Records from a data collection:
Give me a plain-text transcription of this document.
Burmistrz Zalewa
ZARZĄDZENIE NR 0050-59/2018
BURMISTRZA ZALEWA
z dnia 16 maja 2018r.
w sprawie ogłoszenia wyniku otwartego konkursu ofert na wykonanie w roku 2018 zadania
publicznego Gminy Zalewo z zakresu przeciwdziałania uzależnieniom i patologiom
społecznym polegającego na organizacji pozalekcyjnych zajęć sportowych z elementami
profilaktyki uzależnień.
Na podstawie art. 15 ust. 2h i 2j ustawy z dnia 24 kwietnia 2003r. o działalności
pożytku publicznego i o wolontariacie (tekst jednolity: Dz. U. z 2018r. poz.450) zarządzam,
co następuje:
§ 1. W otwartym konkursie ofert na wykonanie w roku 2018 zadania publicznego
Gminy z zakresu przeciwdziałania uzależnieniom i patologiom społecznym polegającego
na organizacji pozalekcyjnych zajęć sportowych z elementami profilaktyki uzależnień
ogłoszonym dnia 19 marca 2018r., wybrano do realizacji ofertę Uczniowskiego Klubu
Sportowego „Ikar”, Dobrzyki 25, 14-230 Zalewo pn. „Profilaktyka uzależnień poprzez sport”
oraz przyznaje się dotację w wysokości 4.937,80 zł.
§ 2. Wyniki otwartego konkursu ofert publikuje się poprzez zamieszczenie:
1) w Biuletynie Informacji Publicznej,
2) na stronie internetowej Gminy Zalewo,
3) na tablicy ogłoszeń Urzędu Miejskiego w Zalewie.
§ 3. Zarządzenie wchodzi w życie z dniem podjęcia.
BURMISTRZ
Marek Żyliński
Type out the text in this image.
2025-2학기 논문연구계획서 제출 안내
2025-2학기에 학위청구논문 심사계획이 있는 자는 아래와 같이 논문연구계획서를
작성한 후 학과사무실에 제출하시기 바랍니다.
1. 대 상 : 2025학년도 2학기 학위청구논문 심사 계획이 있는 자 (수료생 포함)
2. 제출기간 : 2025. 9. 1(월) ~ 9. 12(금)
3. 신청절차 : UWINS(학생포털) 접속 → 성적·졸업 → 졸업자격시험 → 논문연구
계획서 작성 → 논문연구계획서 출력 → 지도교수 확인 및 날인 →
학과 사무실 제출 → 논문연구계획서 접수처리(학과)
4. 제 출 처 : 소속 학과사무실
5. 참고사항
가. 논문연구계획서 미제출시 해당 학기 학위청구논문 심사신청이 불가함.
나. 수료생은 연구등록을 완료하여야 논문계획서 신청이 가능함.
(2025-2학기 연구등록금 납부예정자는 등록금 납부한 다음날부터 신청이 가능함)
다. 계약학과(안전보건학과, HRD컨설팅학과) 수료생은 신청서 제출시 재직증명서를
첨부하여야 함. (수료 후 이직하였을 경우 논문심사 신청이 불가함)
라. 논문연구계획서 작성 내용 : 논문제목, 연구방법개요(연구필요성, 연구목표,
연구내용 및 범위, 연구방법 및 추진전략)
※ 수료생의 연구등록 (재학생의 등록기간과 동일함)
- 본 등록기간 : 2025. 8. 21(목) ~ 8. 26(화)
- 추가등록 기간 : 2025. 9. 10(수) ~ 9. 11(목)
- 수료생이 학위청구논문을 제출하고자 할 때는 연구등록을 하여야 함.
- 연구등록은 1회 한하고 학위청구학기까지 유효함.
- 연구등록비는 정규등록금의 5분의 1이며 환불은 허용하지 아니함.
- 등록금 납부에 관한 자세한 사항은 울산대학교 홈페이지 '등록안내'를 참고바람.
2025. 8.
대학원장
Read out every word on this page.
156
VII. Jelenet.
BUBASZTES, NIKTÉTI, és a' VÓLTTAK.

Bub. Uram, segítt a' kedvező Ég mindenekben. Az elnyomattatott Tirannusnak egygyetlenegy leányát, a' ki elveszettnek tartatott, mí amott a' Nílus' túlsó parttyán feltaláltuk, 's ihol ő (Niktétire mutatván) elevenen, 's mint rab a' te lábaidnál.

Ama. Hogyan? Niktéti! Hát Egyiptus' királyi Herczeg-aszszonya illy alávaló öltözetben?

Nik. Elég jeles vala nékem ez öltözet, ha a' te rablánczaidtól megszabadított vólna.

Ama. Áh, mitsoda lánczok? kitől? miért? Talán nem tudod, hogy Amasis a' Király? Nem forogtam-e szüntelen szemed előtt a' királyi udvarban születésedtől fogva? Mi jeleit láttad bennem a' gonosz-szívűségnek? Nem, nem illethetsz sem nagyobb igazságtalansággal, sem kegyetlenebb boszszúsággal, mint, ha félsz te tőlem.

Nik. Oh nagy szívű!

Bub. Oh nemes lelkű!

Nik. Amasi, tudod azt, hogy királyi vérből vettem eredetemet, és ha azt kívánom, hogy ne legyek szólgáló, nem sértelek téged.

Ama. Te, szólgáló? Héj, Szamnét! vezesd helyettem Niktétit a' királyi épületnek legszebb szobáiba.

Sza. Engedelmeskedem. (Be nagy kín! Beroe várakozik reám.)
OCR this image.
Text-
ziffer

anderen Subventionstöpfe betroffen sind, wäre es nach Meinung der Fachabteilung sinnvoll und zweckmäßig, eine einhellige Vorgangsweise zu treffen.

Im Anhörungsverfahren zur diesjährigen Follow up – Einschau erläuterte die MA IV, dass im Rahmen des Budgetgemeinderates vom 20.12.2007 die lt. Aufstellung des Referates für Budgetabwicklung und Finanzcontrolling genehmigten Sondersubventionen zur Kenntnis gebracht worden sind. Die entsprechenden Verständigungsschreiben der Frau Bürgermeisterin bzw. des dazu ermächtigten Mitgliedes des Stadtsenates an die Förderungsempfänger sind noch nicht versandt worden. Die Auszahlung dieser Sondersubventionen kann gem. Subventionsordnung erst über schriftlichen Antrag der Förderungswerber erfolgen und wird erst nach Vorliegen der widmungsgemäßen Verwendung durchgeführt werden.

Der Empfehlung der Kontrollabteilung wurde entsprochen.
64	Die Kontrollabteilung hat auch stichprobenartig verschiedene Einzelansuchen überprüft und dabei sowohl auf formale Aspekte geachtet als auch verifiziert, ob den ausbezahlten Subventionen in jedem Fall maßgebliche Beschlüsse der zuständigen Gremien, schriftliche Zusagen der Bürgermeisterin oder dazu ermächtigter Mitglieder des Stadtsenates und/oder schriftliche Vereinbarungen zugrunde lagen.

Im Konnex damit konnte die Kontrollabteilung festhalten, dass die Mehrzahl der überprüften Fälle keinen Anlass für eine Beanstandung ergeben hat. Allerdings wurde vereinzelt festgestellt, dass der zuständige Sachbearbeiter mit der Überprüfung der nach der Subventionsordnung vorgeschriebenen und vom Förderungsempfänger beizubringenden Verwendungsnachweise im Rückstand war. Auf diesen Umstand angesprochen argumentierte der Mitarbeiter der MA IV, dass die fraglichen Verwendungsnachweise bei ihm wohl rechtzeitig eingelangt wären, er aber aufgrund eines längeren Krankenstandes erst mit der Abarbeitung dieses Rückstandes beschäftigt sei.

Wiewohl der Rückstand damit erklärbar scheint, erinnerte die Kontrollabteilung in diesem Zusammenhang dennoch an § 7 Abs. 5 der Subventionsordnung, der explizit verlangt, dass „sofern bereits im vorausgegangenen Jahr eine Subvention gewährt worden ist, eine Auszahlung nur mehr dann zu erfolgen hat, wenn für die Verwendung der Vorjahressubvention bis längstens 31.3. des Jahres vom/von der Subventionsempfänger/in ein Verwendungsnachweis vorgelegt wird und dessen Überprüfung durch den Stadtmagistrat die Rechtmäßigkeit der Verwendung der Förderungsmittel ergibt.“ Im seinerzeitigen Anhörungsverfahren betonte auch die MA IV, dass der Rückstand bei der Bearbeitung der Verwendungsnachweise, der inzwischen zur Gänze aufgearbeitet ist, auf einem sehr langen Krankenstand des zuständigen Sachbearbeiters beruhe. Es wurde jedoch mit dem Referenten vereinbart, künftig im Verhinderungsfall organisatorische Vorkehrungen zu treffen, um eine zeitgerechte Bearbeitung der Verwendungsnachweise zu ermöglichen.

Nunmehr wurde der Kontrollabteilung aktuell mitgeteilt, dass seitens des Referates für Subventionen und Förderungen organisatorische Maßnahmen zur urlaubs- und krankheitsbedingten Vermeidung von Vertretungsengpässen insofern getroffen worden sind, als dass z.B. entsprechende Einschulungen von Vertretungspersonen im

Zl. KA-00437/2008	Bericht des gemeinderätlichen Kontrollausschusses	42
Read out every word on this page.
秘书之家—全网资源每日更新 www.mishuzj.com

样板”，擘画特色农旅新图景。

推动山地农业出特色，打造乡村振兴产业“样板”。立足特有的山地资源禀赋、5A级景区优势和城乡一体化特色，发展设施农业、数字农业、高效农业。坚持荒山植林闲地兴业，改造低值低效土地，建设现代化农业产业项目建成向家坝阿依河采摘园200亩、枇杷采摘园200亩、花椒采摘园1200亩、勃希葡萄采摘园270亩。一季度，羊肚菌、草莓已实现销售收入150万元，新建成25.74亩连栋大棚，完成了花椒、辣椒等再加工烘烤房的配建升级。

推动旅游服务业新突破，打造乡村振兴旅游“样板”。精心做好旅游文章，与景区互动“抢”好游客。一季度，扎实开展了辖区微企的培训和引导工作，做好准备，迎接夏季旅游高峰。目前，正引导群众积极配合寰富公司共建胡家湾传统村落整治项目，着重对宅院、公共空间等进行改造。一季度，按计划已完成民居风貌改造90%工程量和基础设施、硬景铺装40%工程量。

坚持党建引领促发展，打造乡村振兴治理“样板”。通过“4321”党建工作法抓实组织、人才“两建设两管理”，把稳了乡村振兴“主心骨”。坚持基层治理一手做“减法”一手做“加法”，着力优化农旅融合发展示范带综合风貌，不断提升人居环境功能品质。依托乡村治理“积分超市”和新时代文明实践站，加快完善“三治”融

• _GIVEN INSTRUCTION_
Find every line that has "dnia" in it, then return those lines.

• _EXERCISE RESULT_
z dnia 16 maja 2018r.
Na podstawie art. 15 ust. 2h i 2j ustawy z dnia 24 kwietnia 2003r. o działalności
ogłoszonym dnia 19 marca 2018r., wybrano do realizacji ofertę Uczniowskiego Klubu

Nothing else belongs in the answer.